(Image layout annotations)
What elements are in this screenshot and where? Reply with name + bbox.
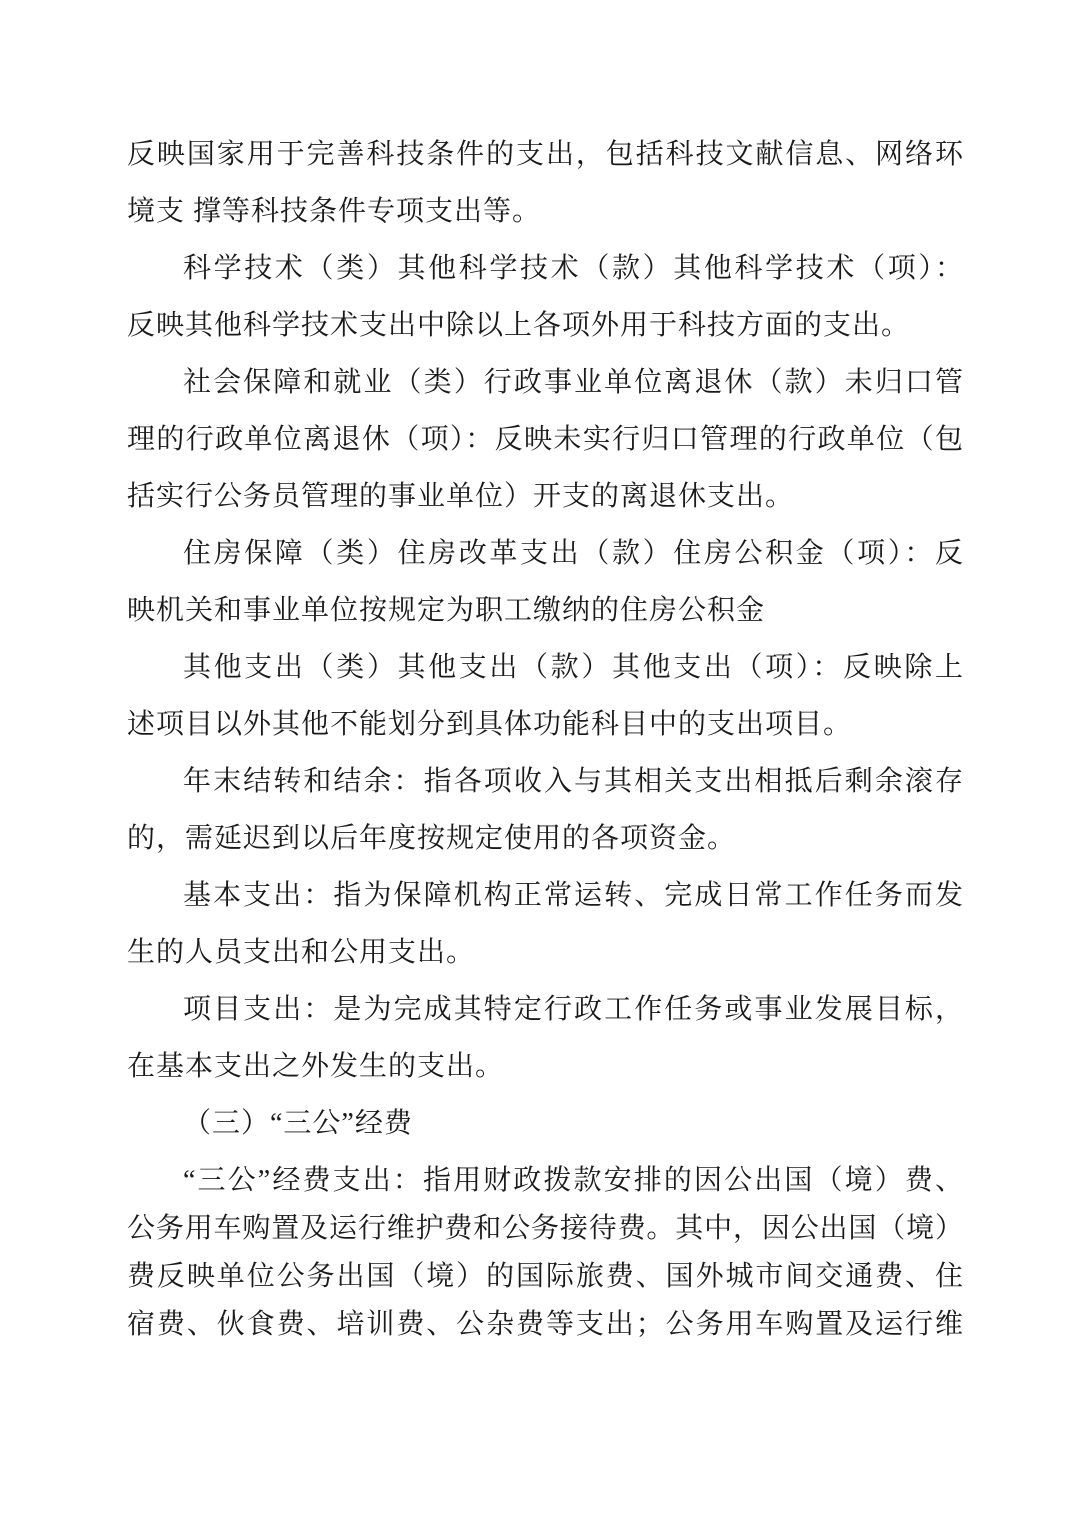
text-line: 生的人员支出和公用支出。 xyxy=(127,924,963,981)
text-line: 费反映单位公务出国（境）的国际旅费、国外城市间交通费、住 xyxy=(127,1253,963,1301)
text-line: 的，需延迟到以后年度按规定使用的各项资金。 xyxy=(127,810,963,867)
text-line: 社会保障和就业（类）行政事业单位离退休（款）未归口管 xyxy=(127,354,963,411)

INSTRUCTIONS FOR THE TASK: Reproduce every line of the data above verbatim, omitting the picture.

EXERCISE RESPONSE:
What elements are in this screenshot and where? Reply with name + bbox.
text-line: 生的人员支出和公用支出。 xyxy=(127,924,963,981)
text-line: 费反映单位公务出国（境）的国际旅费、国外城市间交通费、住 xyxy=(127,1253,963,1301)
text-line: 的，需延迟到以后年度按规定使用的各项资金。 xyxy=(127,810,963,867)
text-line: 社会保障和就业（类）行政事业单位离退休（款）未归口管 xyxy=(127,354,963,411)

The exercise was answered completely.